• Work required
Exactly reproduce all the records, keeping pictures out of the copy.

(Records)
□ □ □ □ □ □ □
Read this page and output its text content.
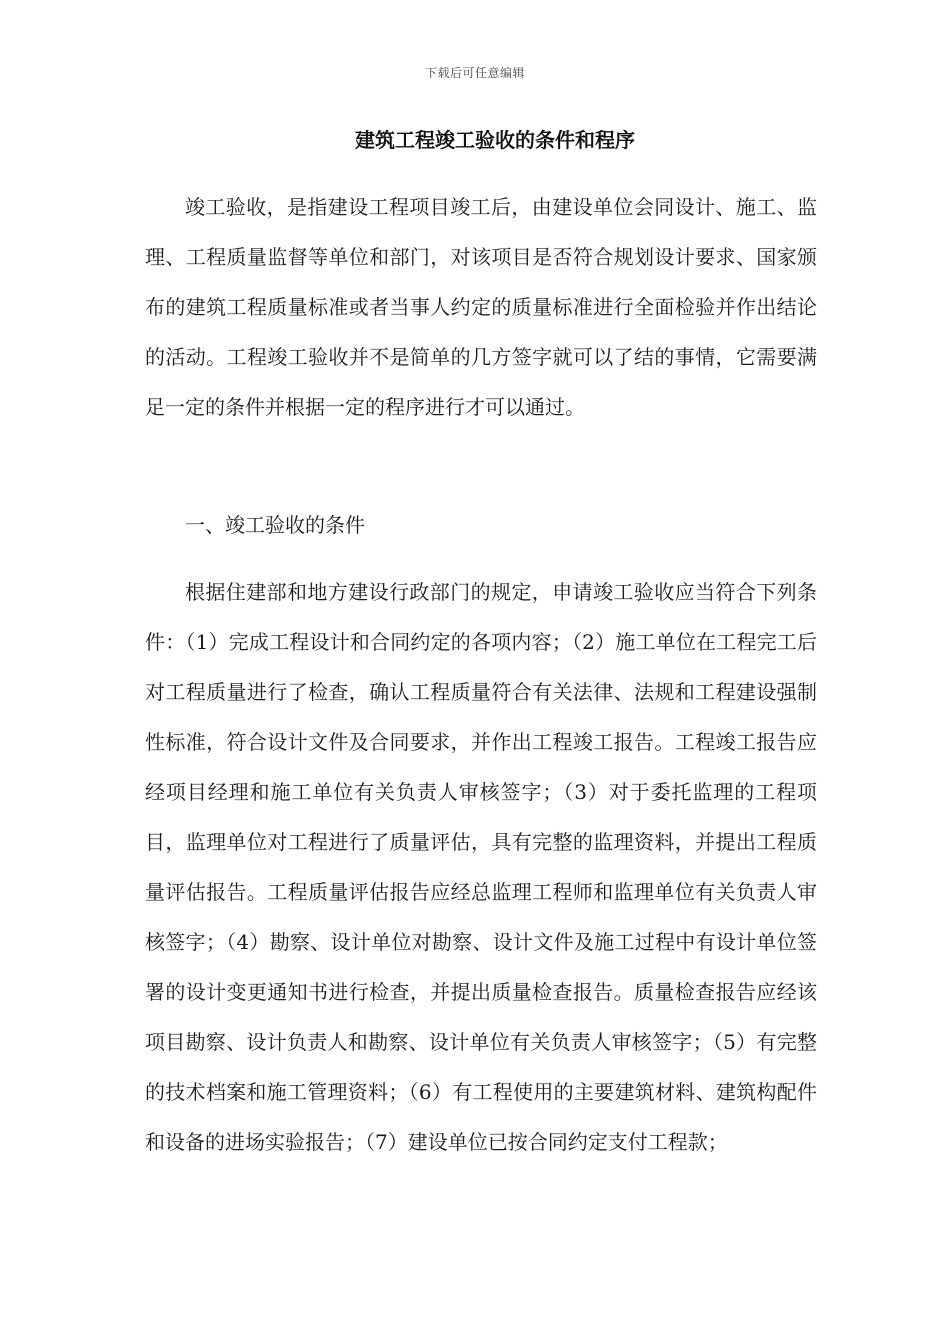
下载后可任意编辑
建筑工程竣工验收的条件和程序

竣工验收，是指建设工程项目竣工后，由建设单位会同设计、施工、监理、工程质量监督等单位和部门，对该项目是否符合规划设计要求、国家颁布的建筑工程质量标准或者当事人约定的质量标准进行全面检验并作出结论的活动。工程竣工验收并不是简单的几方签字就可以了结的事情，它需要满足一定的条件并根据一定的程序进行才可以通过。

一、竣工验收的条件

根据住建部和地方建设行政部门的规定，申请竣工验收应当符合下列条件：（1）完成工程设计和合同约定的各项内容；（2）施工单位在工程完工后对工程质量进行了检查，确认工程质量符合有关法律、法规和工程建设强制性标准，符合设计文件及合同要求，并作出工程竣工报告。工程竣工报告应经项目经理和施工单位有关负责人审核签字；（3）对于委托监理的工程项目，监理单位对工程进行了质量评估，具有完整的监理资料，并提出工程质量评估报告。工程质量评估报告应经总监理工程师和监理单位有关负责人审核签字；（4）勘察、设计单位对勘察、设计文件及施工过程中有设计单位签署的设计变更通知书进行检查，并提出质量检查报告。质量检查报告应经该项目勘察、设计负责人和勘察、设计单位有关负责人审核签字；（5）有完整的技术档案和施工管理资料；（6）有工程使用的主要建筑材料、建筑构配件和设备的进场实验报告；（7）建设单位已按合同约定支付工程款；
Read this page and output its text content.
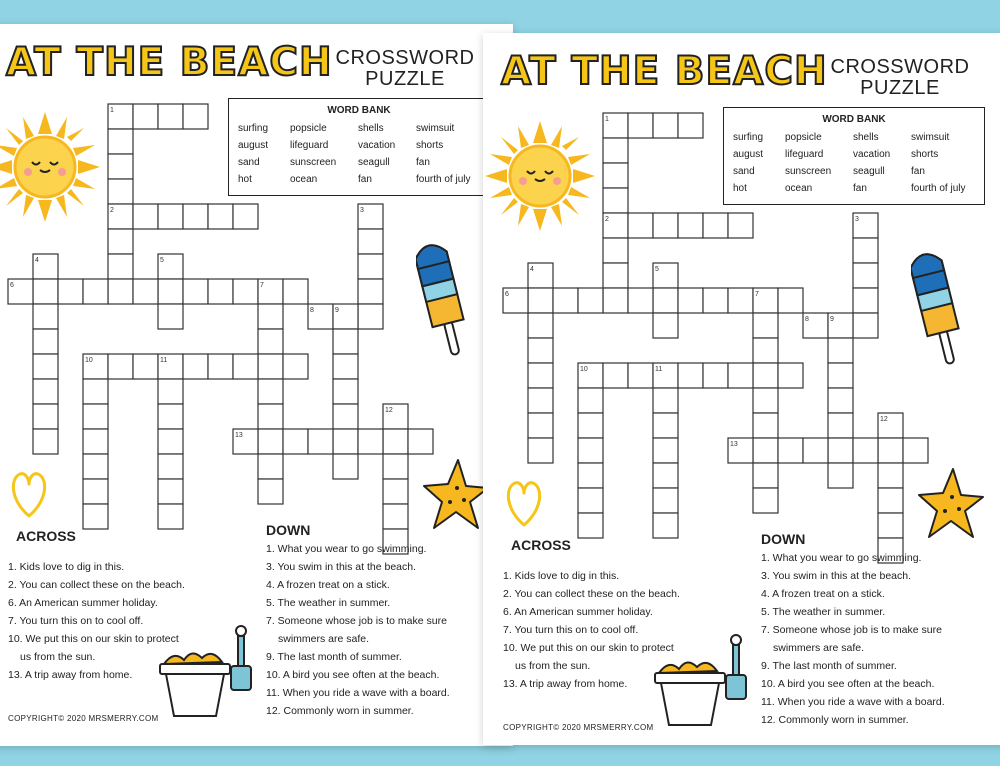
AT THE BEACH CROSSWORD
PUZZLE
WORD BANK
surfing	popsicle	shells	swimsuit
august	lifeguard	vacation	shorts
sand	sunscreen	seagull	fan
hot	ocean	fan	fourth of july
1
2	3
4	5
6	7
8	9
10	11
12
13
ACROSS
1. Kids love to dig in this.
2. You can collect these on the beach.
6. An American summer holiday.
7. You turn this on to cool off.
10. We put this on our skin to protect
us from the sun.
13. A trip away from home.
DOWN
1. What you wear to go swimming.
3. You swim in this at the beach.
4. A frozen treat on a stick.
5. The weather in summer.
7. Someone whose job is to make sure
swimmers are safe.
9. The last month of summer.
10. A bird you see often at the beach.
11. When you ride a wave with a board.
12. Commonly worn in summer.
COPYRIGHT© 2020 MRSMERRY.COM
AT THE BEACH CROSSWORD
PUZZLE
WORD BANK
surfing	popsicle	shells	swimsuit
august	lifeguard	vacation	shorts
sand	sunscreen	seagull	fan
hot	ocean	fan	fourth of july
1
2	3
4	5
6	7
8	9
10	11
12
13
ACROSS
1. Kids love to dig in this.
2. You can collect these on the beach.
6. An American summer holiday.
7. You turn this on to cool off.
10. We put this on our skin to protect
us from the sun.
13. A trip away from home.
DOWN
1. What you wear to go swimming.
3. You swim in this at the beach.
4. A frozen treat on a stick.
5. The weather in summer.
7. Someone whose job is to make sure
swimmers are safe.
9. The last month of summer.
10. A bird you see often at the beach.
11. When you ride a wave with a board.
12. Commonly worn in summer.
COPYRIGHT© 2020 MRSMERRY.COM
□ □ □ □ □ □ □
• Problem solution
Read this page and output its text content.
下载后可任意编辑
建筑工程竣工验收的条件和程序

竣工验收，是指建设工程项目竣工后，由建设单位会同设计、施工、监理、工程质量监督等单位和部门，对该项目是否符合规划设计要求、国家颁布的建筑工程质量标准或者当事人约定的质量标准进行全面检验并作出结论的活动。工程竣工验收并不是简单的几方签字就可以了结的事情，它需要满足一定的条件并根据一定的程序进行才可以通过。

一、竣工验收的条件

根据住建部和地方建设行政部门的规定，申请竣工验收应当符合下列条件：（1）完成工程设计和合同约定的各项内容；（2）施工单位在工程完工后对工程质量进行了检查，确认工程质量符合有关法律、法规和工程建设强制性标准，符合设计文件及合同要求，并作出工程竣工报告。工程竣工报告应经项目经理和施工单位有关负责人审核签字；（3）对于委托监理的工程项目，监理单位对工程进行了质量评估，具有完整的监理资料，并提出工程质量评估报告。工程质量评估报告应经总监理工程师和监理单位有关负责人审核签字；（4）勘察、设计单位对勘察、设计文件及施工过程中有设计单位签署的设计变更通知书进行检查，并提出质量检查报告。质量检查报告应经该项目勘察、设计负责人和勘察、设计单位有关负责人审核签字；（5）有完整的技术档案和施工管理资料；（6）有工程使用的主要建筑材料、建筑构配件和设备的进场实验报告；（7）建设单位已按合同约定支付工程款；
Read this page and output its text content.
AT THE BEACH CROSSWORD
PUZZLE
WORD BANK
surfing	popsicle	shells	swimsuit
august	lifeguard	vacation	shorts
sand	sunscreen	seagull	fan
hot	ocean	fan	fourth of july
1
2	3
4	5
6	7
8	9
10	11
12
13
ACROSS
1. Kids love to dig in this.
2. You can collect these on the beach.
6. An American summer holiday.
7. You turn this on to cool off.
10. We put this on our skin to protect
us from the sun.
13. A trip away from home.
DOWN
1. What you wear to go swimming.
3. You swim in this at the beach.
4. A frozen treat on a stick.
5. The weather in summer.
7. Someone whose job is to make sure
swimmers are safe.
9. The last month of summer.
10. A bird you see often at the beach.
11. When you ride a wave with a board.
12. Commonly worn in summer.
COPYRIGHT© 2020 MRSMERRY.COM
AT THE BEACH CROSSWORD
PUZZLE
WORD BANK
surfing	popsicle	shells	swimsuit
august	lifeguard	vacation	shorts
sand	sunscreen	seagull	fan
hot	ocean	fan	fourth of july
1
2	3
4	5
6	7
8	9
10	11
12
13
ACROSS
1. Kids love to dig in this.
2. You can collect these on the beach.
6. An American summer holiday.
7. You turn this on to cool off.
10. We put this on our skin to protect
us from the sun.
13. A trip away from home.
DOWN
1. What you wear to go swimming.
3. You swim in this at the beach.
4. A frozen treat on a stick.
5. The weather in summer.
7. Someone whose job is to make sure
swimmers are safe.
9. The last month of summer.
10. A bird you see often at the beach.
11. When you ride a wave with a board.
12. Commonly worn in summer.
COPYRIGHT© 2020 MRSMERRY.COM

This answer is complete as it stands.